### Required task
Reproduce the data exactly and drop any pictures it holds.

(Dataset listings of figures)
--
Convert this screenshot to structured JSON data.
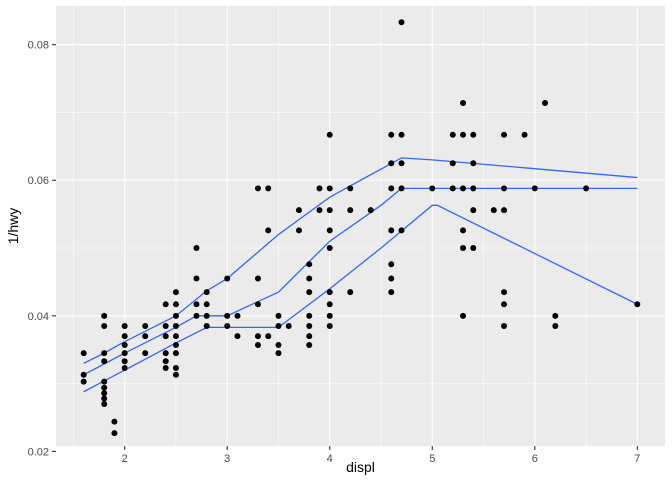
{
  "chart_data": {
    "type": "scatter",
    "xlabel": "displ",
    "ylabel": "1/hwy",
    "xlim": [
      1.33,
      7.27
    ],
    "ylim": [
      0.0208,
      0.0857
    ],
    "x_ticks": [
      2,
      3,
      4,
      5,
      6,
      7
    ],
    "x_tick_labels": [
      "2",
      "3",
      "4",
      "5",
      "6",
      "7"
    ],
    "y_ticks": [
      0.02,
      0.04,
      0.06,
      0.08
    ],
    "y_tick_labels": [
      "0.02",
      "0.04",
      "0.06",
      "0.08"
    ],
    "grid": true,
    "legend": "none",
    "colors": {
      "panel": "#EBEBEB",
      "grid": "#FFFFFF",
      "points": "#000000",
      "lines": "#3366FF"
    },
    "points": [
      [
        1.6,
        0.0345
      ],
      [
        1.6,
        0.0313
      ],
      [
        1.6,
        0.0303
      ],
      [
        1.8,
        0.04
      ],
      [
        1.8,
        0.0385
      ],
      [
        1.8,
        0.0345
      ],
      [
        1.8,
        0.0333
      ],
      [
        1.8,
        0.0303
      ],
      [
        1.8,
        0.0294
      ],
      [
        1.8,
        0.0286
      ],
      [
        1.8,
        0.0278
      ],
      [
        1.8,
        0.027
      ],
      [
        1.9,
        0.0244
      ],
      [
        1.9,
        0.0227
      ],
      [
        2.0,
        0.0385
      ],
      [
        2.0,
        0.037
      ],
      [
        2.0,
        0.0357
      ],
      [
        2.0,
        0.0345
      ],
      [
        2.0,
        0.0333
      ],
      [
        2.0,
        0.0323
      ],
      [
        2.2,
        0.0385
      ],
      [
        2.2,
        0.037
      ],
      [
        2.2,
        0.0345
      ],
      [
        2.4,
        0.0417
      ],
      [
        2.4,
        0.0385
      ],
      [
        2.4,
        0.037
      ],
      [
        2.4,
        0.0345
      ],
      [
        2.4,
        0.0333
      ],
      [
        2.4,
        0.0323
      ],
      [
        2.5,
        0.0435
      ],
      [
        2.5,
        0.0417
      ],
      [
        2.5,
        0.04
      ],
      [
        2.5,
        0.0385
      ],
      [
        2.5,
        0.037
      ],
      [
        2.5,
        0.0357
      ],
      [
        2.5,
        0.0345
      ],
      [
        2.5,
        0.0323
      ],
      [
        2.5,
        0.0313
      ],
      [
        2.7,
        0.05
      ],
      [
        2.7,
        0.0455
      ],
      [
        2.7,
        0.0417
      ],
      [
        2.7,
        0.04
      ],
      [
        2.8,
        0.0435
      ],
      [
        2.8,
        0.0417
      ],
      [
        2.8,
        0.04
      ],
      [
        2.8,
        0.0385
      ],
      [
        3.0,
        0.0455
      ],
      [
        3.0,
        0.04
      ],
      [
        3.0,
        0.0385
      ],
      [
        3.1,
        0.04
      ],
      [
        3.1,
        0.037
      ],
      [
        3.3,
        0.0588
      ],
      [
        3.3,
        0.0455
      ],
      [
        3.3,
        0.0417
      ],
      [
        3.3,
        0.037
      ],
      [
        3.3,
        0.0357
      ],
      [
        3.4,
        0.0588
      ],
      [
        3.4,
        0.0526
      ],
      [
        3.4,
        0.037
      ],
      [
        3.5,
        0.04
      ],
      [
        3.5,
        0.0385
      ],
      [
        3.5,
        0.0357
      ],
      [
        3.5,
        0.0345
      ],
      [
        3.6,
        0.0385
      ],
      [
        3.7,
        0.0556
      ],
      [
        3.7,
        0.0526
      ],
      [
        3.8,
        0.0476
      ],
      [
        3.8,
        0.0455
      ],
      [
        3.8,
        0.0435
      ],
      [
        3.8,
        0.04
      ],
      [
        3.8,
        0.0385
      ],
      [
        3.8,
        0.037
      ],
      [
        3.8,
        0.0357
      ],
      [
        3.9,
        0.0588
      ],
      [
        3.9,
        0.0556
      ],
      [
        4.0,
        0.0667
      ],
      [
        4.0,
        0.0588
      ],
      [
        4.0,
        0.0556
      ],
      [
        4.0,
        0.0526
      ],
      [
        4.0,
        0.05
      ],
      [
        4.0,
        0.0435
      ],
      [
        4.0,
        0.0417
      ],
      [
        4.0,
        0.04
      ],
      [
        4.0,
        0.0385
      ],
      [
        4.2,
        0.0588
      ],
      [
        4.2,
        0.0556
      ],
      [
        4.2,
        0.0435
      ],
      [
        4.4,
        0.0556
      ],
      [
        4.6,
        0.0667
      ],
      [
        4.6,
        0.0625
      ],
      [
        4.6,
        0.0588
      ],
      [
        4.6,
        0.0526
      ],
      [
        4.6,
        0.0476
      ],
      [
        4.6,
        0.0455
      ],
      [
        4.6,
        0.0435
      ],
      [
        4.7,
        0.0833
      ],
      [
        4.7,
        0.0667
      ],
      [
        4.7,
        0.0625
      ],
      [
        4.7,
        0.0588
      ],
      [
        4.7,
        0.0526
      ],
      [
        5.0,
        0.0588
      ],
      [
        5.2,
        0.0667
      ],
      [
        5.2,
        0.0625
      ],
      [
        5.2,
        0.0588
      ],
      [
        5.3,
        0.0714
      ],
      [
        5.3,
        0.0667
      ],
      [
        5.3,
        0.0588
      ],
      [
        5.3,
        0.0526
      ],
      [
        5.3,
        0.05
      ],
      [
        5.3,
        0.04
      ],
      [
        5.4,
        0.0667
      ],
      [
        5.4,
        0.0625
      ],
      [
        5.4,
        0.0588
      ],
      [
        5.4,
        0.0556
      ],
      [
        5.4,
        0.05
      ],
      [
        5.6,
        0.0556
      ],
      [
        5.7,
        0.0667
      ],
      [
        5.7,
        0.0588
      ],
      [
        5.7,
        0.0556
      ],
      [
        5.7,
        0.0435
      ],
      [
        5.7,
        0.0417
      ],
      [
        5.7,
        0.0385
      ],
      [
        5.9,
        0.0667
      ],
      [
        6.0,
        0.0588
      ],
      [
        6.1,
        0.0714
      ],
      [
        6.2,
        0.04
      ],
      [
        6.2,
        0.0385
      ],
      [
        6.5,
        0.0588
      ],
      [
        7.0,
        0.0417
      ]
    ],
    "series": [
      {
        "values": [
          [
            1.6,
            0.033
          ],
          [
            1.8,
            0.0345
          ],
          [
            2.0,
            0.0362
          ],
          [
            2.5,
            0.04
          ],
          [
            2.8,
            0.0437
          ],
          [
            3.0,
            0.0455
          ],
          [
            3.5,
            0.052
          ],
          [
            4.0,
            0.0575
          ],
          [
            4.7,
            0.0633
          ],
          [
            5.0,
            0.063
          ],
          [
            6.0,
            0.0617
          ],
          [
            7.0,
            0.0604
          ]
        ]
      },
      {
        "values": [
          [
            1.6,
            0.0313
          ],
          [
            2.0,
            0.0345
          ],
          [
            2.5,
            0.0383
          ],
          [
            2.7,
            0.04
          ],
          [
            3.0,
            0.04
          ],
          [
            3.5,
            0.0435
          ],
          [
            4.0,
            0.051
          ],
          [
            4.5,
            0.0563
          ],
          [
            4.7,
            0.0588
          ],
          [
            7.0,
            0.0588
          ]
        ]
      },
      {
        "values": [
          [
            1.6,
            0.0288
          ],
          [
            2.0,
            0.032
          ],
          [
            2.5,
            0.036
          ],
          [
            2.8,
            0.0383
          ],
          [
            3.0,
            0.0383
          ],
          [
            3.5,
            0.0383
          ],
          [
            4.0,
            0.044
          ],
          [
            4.5,
            0.05
          ],
          [
            5.0,
            0.0563
          ],
          [
            5.05,
            0.0563
          ],
          [
            7.0,
            0.0417
          ]
        ]
      }
    ]
  }
}
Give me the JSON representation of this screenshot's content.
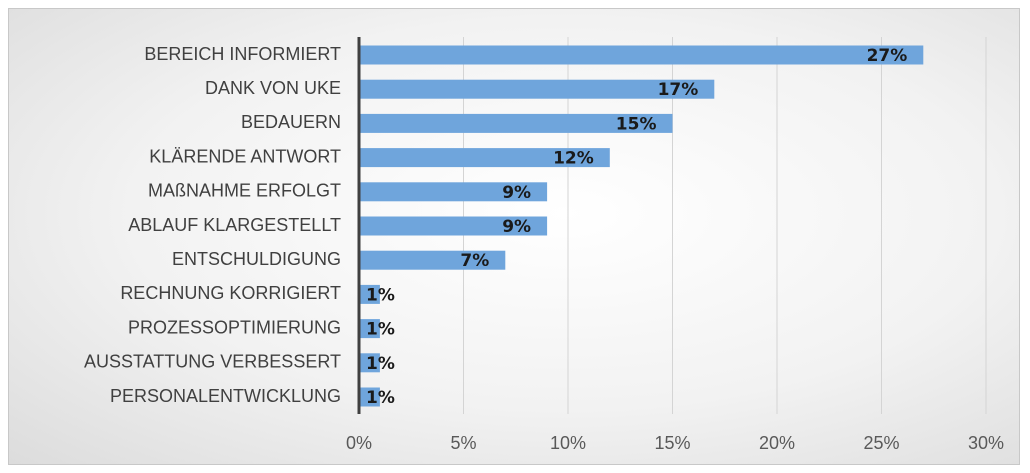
--
### Solution to this exercise
Convert this screenshot to structured JSON data.
{
  "chart_data": {
    "type": "scatter",
    "xlabel": "displ",
    "ylabel": "1/hwy",
    "xlim": [
      1.33,
      7.27
    ],
    "ylim": [
      0.0208,
      0.0857
    ],
    "x_ticks": [
      2,
      3,
      4,
      5,
      6,
      7
    ],
    "x_tick_labels": [
      "2",
      "3",
      "4",
      "5",
      "6",
      "7"
    ],
    "y_ticks": [
      0.02,
      0.04,
      0.06,
      0.08
    ],
    "y_tick_labels": [
      "0.02",
      "0.04",
      "0.06",
      "0.08"
    ],
    "grid": true,
    "legend": "none",
    "colors": {
      "panel": "#EBEBEB",
      "grid": "#FFFFFF",
      "points": "#000000",
      "lines": "#3366FF"
    },
    "points": [
      [
        1.6,
        0.0345
      ],
      [
        1.6,
        0.0313
      ],
      [
        1.6,
        0.0303
      ],
      [
        1.8,
        0.04
      ],
      [
        1.8,
        0.0385
      ],
      [
        1.8,
        0.0345
      ],
      [
        1.8,
        0.0333
      ],
      [
        1.8,
        0.0303
      ],
      [
        1.8,
        0.0294
      ],
      [
        1.8,
        0.0286
      ],
      [
        1.8,
        0.0278
      ],
      [
        1.8,
        0.027
      ],
      [
        1.9,
        0.0244
      ],
      [
        1.9,
        0.0227
      ],
      [
        2.0,
        0.0385
      ],
      [
        2.0,
        0.037
      ],
      [
        2.0,
        0.0357
      ],
      [
        2.0,
        0.0345
      ],
      [
        2.0,
        0.0333
      ],
      [
        2.0,
        0.0323
      ],
      [
        2.2,
        0.0385
      ],
      [
        2.2,
        0.037
      ],
      [
        2.2,
        0.0345
      ],
      [
        2.4,
        0.0417
      ],
      [
        2.4,
        0.0385
      ],
      [
        2.4,
        0.037
      ],
      [
        2.4,
        0.0345
      ],
      [
        2.4,
        0.0333
      ],
      [
        2.4,
        0.0323
      ],
      [
        2.5,
        0.0435
      ],
      [
        2.5,
        0.0417
      ],
      [
        2.5,
        0.04
      ],
      [
        2.5,
        0.0385
      ],
      [
        2.5,
        0.037
      ],
      [
        2.5,
        0.0357
      ],
      [
        2.5,
        0.0345
      ],
      [
        2.5,
        0.0323
      ],
      [
        2.5,
        0.0313
      ],
      [
        2.7,
        0.05
      ],
      [
        2.7,
        0.0455
      ],
      [
        2.7,
        0.0417
      ],
      [
        2.7,
        0.04
      ],
      [
        2.8,
        0.0435
      ],
      [
        2.8,
        0.0417
      ],
      [
        2.8,
        0.04
      ],
      [
        2.8,
        0.0385
      ],
      [
        3.0,
        0.0455
      ],
      [
        3.0,
        0.04
      ],
      [
        3.0,
        0.0385
      ],
      [
        3.1,
        0.04
      ],
      [
        3.1,
        0.037
      ],
      [
        3.3,
        0.0588
      ],
      [
        3.3,
        0.0455
      ],
      [
        3.3,
        0.0417
      ],
      [
        3.3,
        0.037
      ],
      [
        3.3,
        0.0357
      ],
      [
        3.4,
        0.0588
      ],
      [
        3.4,
        0.0526
      ],
      [
        3.4,
        0.037
      ],
      [
        3.5,
        0.04
      ],
      [
        3.5,
        0.0385
      ],
      [
        3.5,
        0.0357
      ],
      [
        3.5,
        0.0345
      ],
      [
        3.6,
        0.0385
      ],
      [
        3.7,
        0.0556
      ],
      [
        3.7,
        0.0526
      ],
      [
        3.8,
        0.0476
      ],
      [
        3.8,
        0.0455
      ],
      [
        3.8,
        0.0435
      ],
      [
        3.8,
        0.04
      ],
      [
        3.8,
        0.0385
      ],
      [
        3.8,
        0.037
      ],
      [
        3.8,
        0.0357
      ],
      [
        3.9,
        0.0588
      ],
      [
        3.9,
        0.0556
      ],
      [
        4.0,
        0.0667
      ],
      [
        4.0,
        0.0588
      ],
      [
        4.0,
        0.0556
      ],
      [
        4.0,
        0.0526
      ],
      [
        4.0,
        0.05
      ],
      [
        4.0,
        0.0435
      ],
      [
        4.0,
        0.0417
      ],
      [
        4.0,
        0.04
      ],
      [
        4.0,
        0.0385
      ],
      [
        4.2,
        0.0588
      ],
      [
        4.2,
        0.0556
      ],
      [
        4.2,
        0.0435
      ],
      [
        4.4,
        0.0556
      ],
      [
        4.6,
        0.0667
      ],
      [
        4.6,
        0.0625
      ],
      [
        4.6,
        0.0588
      ],
      [
        4.6,
        0.0526
      ],
      [
        4.6,
        0.0476
      ],
      [
        4.6,
        0.0455
      ],
      [
        4.6,
        0.0435
      ],
      [
        4.7,
        0.0833
      ],
      [
        4.7,
        0.0667
      ],
      [
        4.7,
        0.0625
      ],
      [
        4.7,
        0.0588
      ],
      [
        4.7,
        0.0526
      ],
      [
        5.0,
        0.0588
      ],
      [
        5.2,
        0.0667
      ],
      [
        5.2,
        0.0625
      ],
      [
        5.2,
        0.0588
      ],
      [
        5.3,
        0.0714
      ],
      [
        5.3,
        0.0667
      ],
      [
        5.3,
        0.0588
      ],
      [
        5.3,
        0.0526
      ],
      [
        5.3,
        0.05
      ],
      [
        5.3,
        0.04
      ],
      [
        5.4,
        0.0667
      ],
      [
        5.4,
        0.0625
      ],
      [
        5.4,
        0.0588
      ],
      [
        5.4,
        0.0556
      ],
      [
        5.4,
        0.05
      ],
      [
        5.6,
        0.0556
      ],
      [
        5.7,
        0.0667
      ],
      [
        5.7,
        0.0588
      ],
      [
        5.7,
        0.0556
      ],
      [
        5.7,
        0.0435
      ],
      [
        5.7,
        0.0417
      ],
      [
        5.7,
        0.0385
      ],
      [
        5.9,
        0.0667
      ],
      [
        6.0,
        0.0588
      ],
      [
        6.1,
        0.0714
      ],
      [
        6.2,
        0.04
      ],
      [
        6.2,
        0.0385
      ],
      [
        6.5,
        0.0588
      ],
      [
        7.0,
        0.0417
      ]
    ],
    "series": [
      {
        "values": [
          [
            1.6,
            0.033
          ],
          [
            1.8,
            0.0345
          ],
          [
            2.0,
            0.0362
          ],
          [
            2.5,
            0.04
          ],
          [
            2.8,
            0.0437
          ],
          [
            3.0,
            0.0455
          ],
          [
            3.5,
            0.052
          ],
          [
            4.0,
            0.0575
          ],
          [
            4.7,
            0.0633
          ],
          [
            5.0,
            0.063
          ],
          [
            6.0,
            0.0617
          ],
          [
            7.0,
            0.0604
          ]
        ]
      },
      {
        "values": [
          [
            1.6,
            0.0313
          ],
          [
            2.0,
            0.0345
          ],
          [
            2.5,
            0.0383
          ],
          [
            2.7,
            0.04
          ],
          [
            3.0,
            0.04
          ],
          [
            3.5,
            0.0435
          ],
          [
            4.0,
            0.051
          ],
          [
            4.5,
            0.0563
          ],
          [
            4.7,
            0.0588
          ],
          [
            7.0,
            0.0588
          ]
        ]
      },
      {
        "values": [
          [
            1.6,
            0.0288
          ],
          [
            2.0,
            0.032
          ],
          [
            2.5,
            0.036
          ],
          [
            2.8,
            0.0383
          ],
          [
            3.0,
            0.0383
          ],
          [
            3.5,
            0.0383
          ],
          [
            4.0,
            0.044
          ],
          [
            4.5,
            0.05
          ],
          [
            5.0,
            0.0563
          ],
          [
            5.05,
            0.0563
          ],
          [
            7.0,
            0.0417
          ]
        ]
      }
    ]
  }
}
Give me the JSON representation of this screenshot's content.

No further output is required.